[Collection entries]
>> BEGIN

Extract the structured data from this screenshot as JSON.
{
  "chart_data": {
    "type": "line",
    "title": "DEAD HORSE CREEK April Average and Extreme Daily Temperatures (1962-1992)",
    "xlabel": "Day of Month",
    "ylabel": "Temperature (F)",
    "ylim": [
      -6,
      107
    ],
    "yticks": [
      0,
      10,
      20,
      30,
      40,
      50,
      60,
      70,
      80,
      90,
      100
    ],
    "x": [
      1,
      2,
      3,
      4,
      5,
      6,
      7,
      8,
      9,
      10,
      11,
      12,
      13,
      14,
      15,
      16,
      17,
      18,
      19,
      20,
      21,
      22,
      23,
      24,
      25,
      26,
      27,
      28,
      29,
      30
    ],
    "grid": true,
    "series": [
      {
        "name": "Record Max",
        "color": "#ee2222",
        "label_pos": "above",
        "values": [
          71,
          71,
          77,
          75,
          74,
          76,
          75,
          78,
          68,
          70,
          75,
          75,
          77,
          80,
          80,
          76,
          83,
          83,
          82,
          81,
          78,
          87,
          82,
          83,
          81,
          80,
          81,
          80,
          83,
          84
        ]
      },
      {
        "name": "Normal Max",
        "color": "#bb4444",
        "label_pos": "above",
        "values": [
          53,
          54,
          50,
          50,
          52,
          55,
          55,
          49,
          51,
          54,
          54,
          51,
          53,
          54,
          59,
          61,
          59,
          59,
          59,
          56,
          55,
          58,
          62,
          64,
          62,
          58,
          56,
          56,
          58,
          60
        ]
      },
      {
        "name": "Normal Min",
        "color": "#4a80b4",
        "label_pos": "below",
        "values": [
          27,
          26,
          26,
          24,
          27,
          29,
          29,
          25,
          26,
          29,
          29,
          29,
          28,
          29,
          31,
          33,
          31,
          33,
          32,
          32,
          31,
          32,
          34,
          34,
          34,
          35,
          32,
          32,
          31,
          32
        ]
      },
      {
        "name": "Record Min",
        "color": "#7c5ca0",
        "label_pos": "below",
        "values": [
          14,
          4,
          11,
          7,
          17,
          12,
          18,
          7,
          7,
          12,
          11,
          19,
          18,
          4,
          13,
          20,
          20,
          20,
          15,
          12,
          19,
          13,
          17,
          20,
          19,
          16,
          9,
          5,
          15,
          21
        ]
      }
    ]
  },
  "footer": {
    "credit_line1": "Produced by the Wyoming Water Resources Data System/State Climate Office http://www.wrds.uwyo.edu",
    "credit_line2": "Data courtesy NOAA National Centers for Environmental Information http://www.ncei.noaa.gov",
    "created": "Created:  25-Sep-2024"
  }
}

>> END

Reproduce each line of the entries in which the word "name" is found.

        "name": "Record Max",
        "name": "Normal Max",
        "name": "Normal Min",
        "name": "Record Min",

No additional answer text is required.